<<<<

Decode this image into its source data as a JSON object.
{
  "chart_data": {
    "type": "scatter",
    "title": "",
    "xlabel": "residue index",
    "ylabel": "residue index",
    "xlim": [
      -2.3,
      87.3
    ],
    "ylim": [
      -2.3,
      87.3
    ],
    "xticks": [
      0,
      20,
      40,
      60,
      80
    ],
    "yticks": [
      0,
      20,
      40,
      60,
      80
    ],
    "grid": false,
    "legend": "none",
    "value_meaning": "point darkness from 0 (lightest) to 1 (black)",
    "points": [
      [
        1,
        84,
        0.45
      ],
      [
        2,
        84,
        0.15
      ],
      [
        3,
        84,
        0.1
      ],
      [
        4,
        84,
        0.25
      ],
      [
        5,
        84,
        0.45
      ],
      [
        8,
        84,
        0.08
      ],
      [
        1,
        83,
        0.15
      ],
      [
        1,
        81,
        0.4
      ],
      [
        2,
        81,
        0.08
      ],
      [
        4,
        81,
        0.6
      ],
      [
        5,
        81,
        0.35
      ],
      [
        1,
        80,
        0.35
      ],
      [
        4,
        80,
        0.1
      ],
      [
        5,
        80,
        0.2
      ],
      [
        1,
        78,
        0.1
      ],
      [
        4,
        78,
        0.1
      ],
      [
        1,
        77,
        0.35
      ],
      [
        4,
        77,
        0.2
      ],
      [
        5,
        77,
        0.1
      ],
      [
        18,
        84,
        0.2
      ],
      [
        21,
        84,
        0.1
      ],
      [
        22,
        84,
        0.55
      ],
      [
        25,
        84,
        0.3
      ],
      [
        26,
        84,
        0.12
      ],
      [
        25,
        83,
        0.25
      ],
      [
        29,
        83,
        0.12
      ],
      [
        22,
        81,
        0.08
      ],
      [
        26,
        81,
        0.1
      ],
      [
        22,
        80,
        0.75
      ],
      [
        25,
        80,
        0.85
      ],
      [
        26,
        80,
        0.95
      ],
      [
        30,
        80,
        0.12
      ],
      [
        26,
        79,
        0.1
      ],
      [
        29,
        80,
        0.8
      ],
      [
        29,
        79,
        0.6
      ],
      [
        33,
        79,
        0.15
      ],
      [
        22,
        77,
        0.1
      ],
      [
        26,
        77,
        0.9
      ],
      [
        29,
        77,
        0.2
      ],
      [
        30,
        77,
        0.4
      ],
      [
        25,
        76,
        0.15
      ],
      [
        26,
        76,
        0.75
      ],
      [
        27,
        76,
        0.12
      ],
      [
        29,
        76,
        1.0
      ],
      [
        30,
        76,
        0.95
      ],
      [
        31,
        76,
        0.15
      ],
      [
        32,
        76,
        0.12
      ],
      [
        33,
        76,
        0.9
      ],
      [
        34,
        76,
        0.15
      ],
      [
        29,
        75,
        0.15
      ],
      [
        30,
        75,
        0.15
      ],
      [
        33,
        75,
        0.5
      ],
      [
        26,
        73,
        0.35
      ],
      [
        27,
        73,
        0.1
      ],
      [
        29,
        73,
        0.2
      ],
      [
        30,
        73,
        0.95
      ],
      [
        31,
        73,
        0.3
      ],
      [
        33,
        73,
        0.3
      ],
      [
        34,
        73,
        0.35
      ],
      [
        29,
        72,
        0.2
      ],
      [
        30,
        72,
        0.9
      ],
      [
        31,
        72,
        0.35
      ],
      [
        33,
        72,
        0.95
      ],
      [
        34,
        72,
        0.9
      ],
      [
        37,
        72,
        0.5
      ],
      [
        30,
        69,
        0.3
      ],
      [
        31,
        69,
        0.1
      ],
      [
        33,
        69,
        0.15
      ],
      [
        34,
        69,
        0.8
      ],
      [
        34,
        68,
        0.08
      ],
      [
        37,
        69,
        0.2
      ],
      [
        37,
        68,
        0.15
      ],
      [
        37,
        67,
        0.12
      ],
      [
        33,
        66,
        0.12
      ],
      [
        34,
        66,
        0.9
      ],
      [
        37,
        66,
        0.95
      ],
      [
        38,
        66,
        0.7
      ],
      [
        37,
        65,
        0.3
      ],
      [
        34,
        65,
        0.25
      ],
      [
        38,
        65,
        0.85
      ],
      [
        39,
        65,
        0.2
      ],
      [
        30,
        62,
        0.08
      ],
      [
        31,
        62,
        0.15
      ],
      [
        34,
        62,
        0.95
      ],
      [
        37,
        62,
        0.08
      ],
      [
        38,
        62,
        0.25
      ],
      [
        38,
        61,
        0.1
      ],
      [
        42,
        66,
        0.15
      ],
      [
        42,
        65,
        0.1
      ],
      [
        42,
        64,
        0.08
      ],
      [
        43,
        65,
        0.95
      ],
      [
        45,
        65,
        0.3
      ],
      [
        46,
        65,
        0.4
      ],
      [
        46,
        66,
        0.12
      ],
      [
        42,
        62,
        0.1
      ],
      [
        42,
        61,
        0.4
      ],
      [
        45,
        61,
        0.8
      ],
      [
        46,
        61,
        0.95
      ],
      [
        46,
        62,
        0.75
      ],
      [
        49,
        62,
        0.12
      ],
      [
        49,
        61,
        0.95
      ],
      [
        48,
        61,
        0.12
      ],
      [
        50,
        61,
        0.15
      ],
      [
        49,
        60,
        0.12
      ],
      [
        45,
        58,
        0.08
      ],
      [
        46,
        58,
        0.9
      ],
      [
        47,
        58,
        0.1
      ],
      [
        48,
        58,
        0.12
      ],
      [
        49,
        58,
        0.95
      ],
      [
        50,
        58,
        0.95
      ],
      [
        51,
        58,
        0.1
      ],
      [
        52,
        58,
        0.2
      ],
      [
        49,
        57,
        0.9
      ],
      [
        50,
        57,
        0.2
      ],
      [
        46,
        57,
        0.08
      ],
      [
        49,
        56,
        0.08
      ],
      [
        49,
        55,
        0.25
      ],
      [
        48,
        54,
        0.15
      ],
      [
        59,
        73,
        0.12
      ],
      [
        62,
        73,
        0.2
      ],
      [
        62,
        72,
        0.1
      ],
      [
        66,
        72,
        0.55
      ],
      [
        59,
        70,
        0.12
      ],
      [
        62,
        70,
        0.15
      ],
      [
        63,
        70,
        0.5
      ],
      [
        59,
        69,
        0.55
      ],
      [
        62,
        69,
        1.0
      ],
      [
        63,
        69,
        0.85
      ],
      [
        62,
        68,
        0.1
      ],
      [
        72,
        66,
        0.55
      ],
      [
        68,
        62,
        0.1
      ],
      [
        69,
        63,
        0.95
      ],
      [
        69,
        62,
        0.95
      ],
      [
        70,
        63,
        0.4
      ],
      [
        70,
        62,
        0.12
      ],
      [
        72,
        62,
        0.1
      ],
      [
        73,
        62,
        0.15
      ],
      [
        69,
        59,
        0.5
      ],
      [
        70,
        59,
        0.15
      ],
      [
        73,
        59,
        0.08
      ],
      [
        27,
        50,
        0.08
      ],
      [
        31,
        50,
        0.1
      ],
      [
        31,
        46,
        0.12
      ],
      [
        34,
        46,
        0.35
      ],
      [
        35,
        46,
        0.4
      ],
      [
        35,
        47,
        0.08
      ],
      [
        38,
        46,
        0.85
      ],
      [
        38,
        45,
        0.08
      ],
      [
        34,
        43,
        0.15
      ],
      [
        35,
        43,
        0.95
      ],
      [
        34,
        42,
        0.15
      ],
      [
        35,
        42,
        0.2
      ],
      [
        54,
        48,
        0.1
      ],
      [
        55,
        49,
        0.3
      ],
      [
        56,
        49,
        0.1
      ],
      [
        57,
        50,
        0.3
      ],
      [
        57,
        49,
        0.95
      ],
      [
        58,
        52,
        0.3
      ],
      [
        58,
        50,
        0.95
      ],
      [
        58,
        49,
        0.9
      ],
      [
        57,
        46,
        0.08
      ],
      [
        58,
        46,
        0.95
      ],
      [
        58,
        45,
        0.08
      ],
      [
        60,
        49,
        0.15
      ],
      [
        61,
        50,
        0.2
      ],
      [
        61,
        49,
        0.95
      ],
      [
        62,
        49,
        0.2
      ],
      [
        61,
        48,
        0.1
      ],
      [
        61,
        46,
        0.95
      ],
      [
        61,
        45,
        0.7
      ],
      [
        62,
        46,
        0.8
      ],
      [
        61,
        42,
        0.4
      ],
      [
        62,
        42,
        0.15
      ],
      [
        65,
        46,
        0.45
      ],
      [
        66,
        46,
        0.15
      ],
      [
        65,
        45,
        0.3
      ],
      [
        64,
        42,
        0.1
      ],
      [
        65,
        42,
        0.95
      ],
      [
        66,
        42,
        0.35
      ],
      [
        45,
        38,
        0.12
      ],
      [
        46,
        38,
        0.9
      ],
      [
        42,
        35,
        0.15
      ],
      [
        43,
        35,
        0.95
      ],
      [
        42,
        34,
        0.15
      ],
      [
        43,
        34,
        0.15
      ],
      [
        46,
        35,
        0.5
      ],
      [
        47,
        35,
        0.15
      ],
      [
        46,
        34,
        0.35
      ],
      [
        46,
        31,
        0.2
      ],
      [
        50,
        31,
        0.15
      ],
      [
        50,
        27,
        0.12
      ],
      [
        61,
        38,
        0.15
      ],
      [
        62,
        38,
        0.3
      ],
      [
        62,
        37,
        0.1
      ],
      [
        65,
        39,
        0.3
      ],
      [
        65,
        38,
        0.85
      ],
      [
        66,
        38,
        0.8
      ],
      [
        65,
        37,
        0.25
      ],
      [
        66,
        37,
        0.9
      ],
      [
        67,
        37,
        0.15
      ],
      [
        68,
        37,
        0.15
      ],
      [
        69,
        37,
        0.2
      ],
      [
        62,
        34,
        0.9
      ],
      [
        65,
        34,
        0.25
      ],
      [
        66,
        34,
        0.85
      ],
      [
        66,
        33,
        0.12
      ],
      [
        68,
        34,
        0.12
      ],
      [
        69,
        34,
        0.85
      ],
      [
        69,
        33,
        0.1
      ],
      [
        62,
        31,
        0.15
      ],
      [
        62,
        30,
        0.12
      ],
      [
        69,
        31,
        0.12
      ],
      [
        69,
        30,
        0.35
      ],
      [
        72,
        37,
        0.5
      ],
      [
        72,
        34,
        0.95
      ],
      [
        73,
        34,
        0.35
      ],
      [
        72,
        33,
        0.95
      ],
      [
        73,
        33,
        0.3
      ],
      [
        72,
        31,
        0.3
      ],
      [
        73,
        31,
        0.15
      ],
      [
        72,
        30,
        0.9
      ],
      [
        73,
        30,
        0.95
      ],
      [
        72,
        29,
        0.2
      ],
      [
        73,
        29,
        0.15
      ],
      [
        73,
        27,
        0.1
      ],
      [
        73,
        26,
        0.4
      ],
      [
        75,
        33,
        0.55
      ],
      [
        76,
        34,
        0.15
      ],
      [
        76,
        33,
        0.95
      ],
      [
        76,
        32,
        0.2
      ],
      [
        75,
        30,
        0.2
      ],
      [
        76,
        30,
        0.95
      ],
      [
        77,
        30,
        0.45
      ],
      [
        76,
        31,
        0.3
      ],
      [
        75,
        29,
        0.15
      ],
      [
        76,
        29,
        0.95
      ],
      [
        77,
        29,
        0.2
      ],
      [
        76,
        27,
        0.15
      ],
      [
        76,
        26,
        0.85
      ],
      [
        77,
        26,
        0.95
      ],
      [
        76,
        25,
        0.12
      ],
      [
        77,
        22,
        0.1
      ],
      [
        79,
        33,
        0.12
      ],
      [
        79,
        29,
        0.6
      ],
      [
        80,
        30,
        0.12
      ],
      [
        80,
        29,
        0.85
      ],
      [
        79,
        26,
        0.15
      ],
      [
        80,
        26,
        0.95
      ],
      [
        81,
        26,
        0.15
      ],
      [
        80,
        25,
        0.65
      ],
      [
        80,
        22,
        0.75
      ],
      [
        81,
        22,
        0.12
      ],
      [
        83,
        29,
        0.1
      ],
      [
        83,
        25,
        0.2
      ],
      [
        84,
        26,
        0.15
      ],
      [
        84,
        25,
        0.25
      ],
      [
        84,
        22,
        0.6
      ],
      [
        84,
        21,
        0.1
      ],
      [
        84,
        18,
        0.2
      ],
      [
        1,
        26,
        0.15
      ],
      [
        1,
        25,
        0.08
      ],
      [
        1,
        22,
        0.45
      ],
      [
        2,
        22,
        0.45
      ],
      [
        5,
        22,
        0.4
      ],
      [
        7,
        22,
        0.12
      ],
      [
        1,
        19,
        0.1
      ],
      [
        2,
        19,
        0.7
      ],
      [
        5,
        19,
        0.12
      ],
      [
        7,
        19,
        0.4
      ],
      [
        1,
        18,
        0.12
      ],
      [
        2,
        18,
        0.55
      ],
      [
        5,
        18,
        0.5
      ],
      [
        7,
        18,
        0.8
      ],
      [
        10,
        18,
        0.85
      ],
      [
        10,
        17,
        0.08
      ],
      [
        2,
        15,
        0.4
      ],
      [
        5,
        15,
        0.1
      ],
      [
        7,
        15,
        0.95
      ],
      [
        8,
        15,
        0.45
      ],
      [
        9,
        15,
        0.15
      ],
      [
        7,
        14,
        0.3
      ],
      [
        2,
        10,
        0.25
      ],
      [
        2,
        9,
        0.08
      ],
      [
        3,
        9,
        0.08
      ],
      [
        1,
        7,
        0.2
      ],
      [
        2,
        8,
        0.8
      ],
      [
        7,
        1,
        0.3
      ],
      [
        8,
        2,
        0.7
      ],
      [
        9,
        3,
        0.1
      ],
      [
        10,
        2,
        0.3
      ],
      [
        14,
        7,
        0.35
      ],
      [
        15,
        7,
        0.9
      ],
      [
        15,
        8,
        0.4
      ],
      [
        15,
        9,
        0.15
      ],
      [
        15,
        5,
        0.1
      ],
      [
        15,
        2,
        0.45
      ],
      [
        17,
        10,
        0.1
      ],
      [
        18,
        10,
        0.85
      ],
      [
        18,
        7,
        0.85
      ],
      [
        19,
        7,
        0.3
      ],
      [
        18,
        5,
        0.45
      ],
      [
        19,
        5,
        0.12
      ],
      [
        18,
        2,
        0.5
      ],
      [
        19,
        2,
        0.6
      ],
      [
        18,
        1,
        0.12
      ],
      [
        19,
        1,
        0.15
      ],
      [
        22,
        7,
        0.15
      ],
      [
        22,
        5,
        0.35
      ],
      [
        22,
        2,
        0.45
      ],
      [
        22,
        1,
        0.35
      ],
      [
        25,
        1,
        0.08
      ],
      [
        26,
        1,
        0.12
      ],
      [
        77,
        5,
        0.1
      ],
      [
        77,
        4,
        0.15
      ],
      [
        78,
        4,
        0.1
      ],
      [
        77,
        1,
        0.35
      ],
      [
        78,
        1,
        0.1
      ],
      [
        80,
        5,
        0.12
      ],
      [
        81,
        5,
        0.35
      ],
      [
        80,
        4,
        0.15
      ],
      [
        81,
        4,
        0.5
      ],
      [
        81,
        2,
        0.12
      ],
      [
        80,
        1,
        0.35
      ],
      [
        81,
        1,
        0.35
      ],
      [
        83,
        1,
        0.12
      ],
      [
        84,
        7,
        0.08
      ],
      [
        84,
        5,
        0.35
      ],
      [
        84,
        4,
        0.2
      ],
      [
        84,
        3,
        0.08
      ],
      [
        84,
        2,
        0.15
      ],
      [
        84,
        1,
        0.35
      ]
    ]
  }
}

>>>>

> DIRECTIONS
Copy out every line that includes the word "index".

> EXERCISE RESPONSE
    "xlabel": "residue index",
    "ylabel": "residue index",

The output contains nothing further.